Task statement
Look for the string "Lunes" in the lines and copy each line that has it.

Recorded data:
--------------------

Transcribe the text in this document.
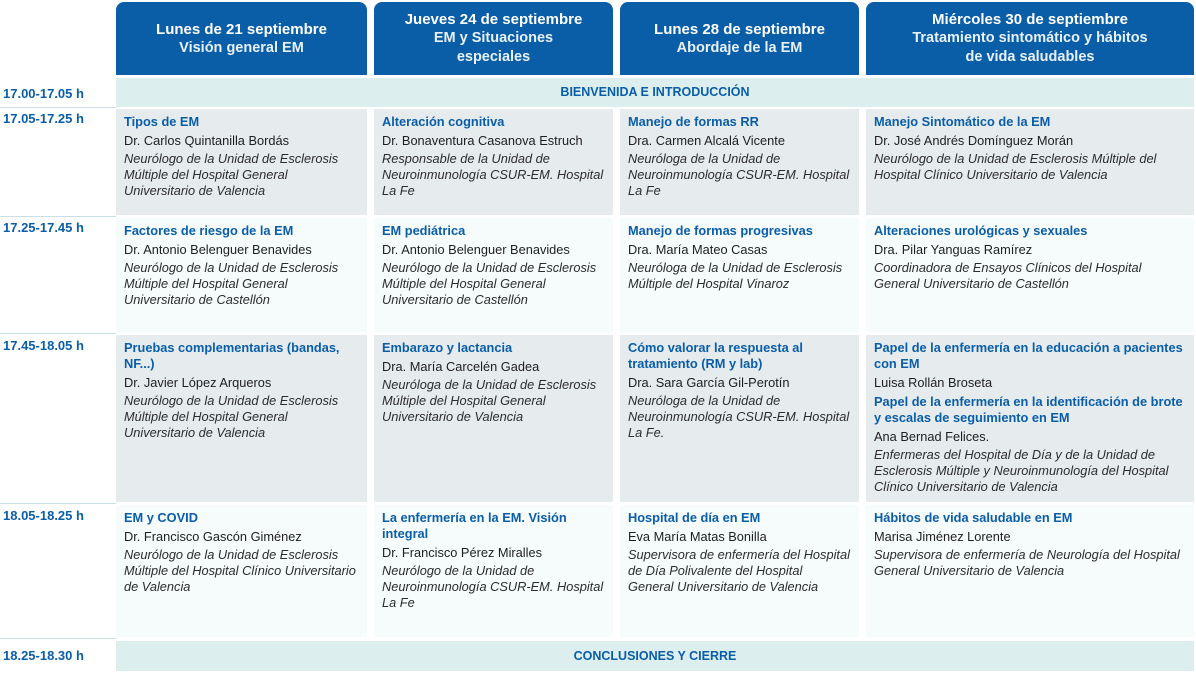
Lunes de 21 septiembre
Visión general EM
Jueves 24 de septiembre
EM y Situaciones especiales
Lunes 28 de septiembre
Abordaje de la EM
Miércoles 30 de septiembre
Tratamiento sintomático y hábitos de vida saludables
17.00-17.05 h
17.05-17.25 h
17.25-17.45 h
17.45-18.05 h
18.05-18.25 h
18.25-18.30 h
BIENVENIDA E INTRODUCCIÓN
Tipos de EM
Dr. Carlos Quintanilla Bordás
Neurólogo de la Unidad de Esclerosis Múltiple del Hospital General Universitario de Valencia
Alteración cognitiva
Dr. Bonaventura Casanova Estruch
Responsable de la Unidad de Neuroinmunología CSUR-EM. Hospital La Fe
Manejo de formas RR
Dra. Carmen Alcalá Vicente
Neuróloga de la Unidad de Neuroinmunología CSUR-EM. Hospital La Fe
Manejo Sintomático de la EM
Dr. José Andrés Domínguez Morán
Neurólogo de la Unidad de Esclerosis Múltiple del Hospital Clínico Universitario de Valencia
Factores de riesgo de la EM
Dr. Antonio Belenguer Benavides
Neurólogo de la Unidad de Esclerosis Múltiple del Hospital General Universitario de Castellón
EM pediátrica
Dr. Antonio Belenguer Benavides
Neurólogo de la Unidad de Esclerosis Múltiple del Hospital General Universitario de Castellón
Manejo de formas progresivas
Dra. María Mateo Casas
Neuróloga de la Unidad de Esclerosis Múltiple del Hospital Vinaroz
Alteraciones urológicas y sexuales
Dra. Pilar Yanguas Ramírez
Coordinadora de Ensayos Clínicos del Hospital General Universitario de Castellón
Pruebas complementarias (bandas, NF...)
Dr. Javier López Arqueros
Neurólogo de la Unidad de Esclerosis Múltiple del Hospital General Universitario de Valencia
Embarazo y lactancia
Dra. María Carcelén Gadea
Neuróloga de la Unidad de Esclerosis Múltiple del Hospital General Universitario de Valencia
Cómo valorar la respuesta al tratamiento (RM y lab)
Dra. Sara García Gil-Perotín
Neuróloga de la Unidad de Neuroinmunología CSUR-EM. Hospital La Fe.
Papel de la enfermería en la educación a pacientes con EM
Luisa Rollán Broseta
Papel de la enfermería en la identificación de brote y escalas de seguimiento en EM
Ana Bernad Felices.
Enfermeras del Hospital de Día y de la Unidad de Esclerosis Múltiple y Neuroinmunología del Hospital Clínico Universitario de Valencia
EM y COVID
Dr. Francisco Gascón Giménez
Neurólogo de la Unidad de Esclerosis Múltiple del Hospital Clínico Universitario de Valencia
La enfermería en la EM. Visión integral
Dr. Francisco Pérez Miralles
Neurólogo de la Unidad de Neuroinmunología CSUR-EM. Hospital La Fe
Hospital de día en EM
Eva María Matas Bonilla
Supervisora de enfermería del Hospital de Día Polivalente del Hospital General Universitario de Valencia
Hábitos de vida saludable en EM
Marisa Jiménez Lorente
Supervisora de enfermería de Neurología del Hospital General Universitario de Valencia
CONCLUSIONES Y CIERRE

--------------------

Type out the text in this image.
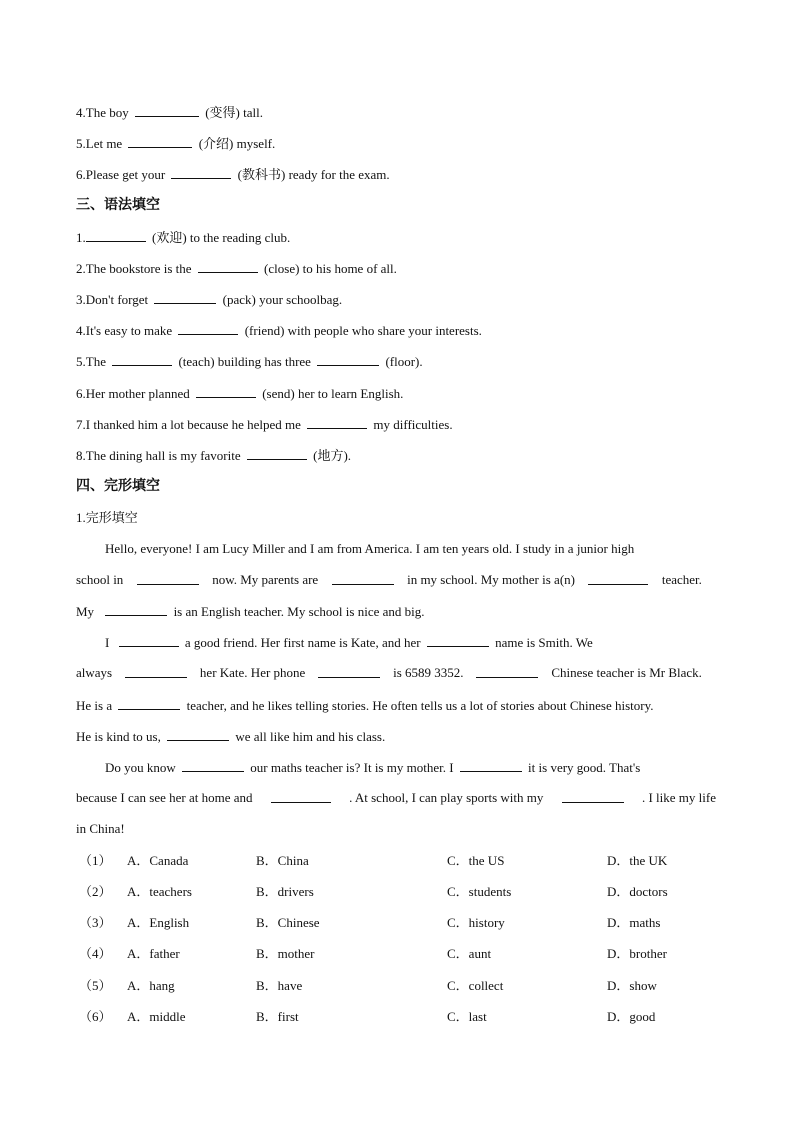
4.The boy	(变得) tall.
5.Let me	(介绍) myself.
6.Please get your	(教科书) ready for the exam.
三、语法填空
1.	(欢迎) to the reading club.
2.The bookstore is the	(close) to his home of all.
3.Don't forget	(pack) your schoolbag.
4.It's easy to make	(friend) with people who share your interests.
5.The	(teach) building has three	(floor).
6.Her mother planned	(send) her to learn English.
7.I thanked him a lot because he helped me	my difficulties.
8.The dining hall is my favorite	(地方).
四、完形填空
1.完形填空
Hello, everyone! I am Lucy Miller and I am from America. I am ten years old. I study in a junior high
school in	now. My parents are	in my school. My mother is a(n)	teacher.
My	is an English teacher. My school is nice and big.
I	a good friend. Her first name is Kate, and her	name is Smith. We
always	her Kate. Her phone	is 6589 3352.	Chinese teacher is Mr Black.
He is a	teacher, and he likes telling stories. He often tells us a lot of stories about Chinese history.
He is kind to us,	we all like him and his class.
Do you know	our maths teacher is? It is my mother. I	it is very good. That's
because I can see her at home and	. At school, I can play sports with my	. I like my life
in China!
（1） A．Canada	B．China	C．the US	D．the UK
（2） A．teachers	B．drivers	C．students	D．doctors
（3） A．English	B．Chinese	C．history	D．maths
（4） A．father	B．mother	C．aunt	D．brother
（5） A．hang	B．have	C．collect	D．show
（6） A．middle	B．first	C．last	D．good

--------------------

Written answer
Lunes de 21 septiembre
Lunes 28 de septiembre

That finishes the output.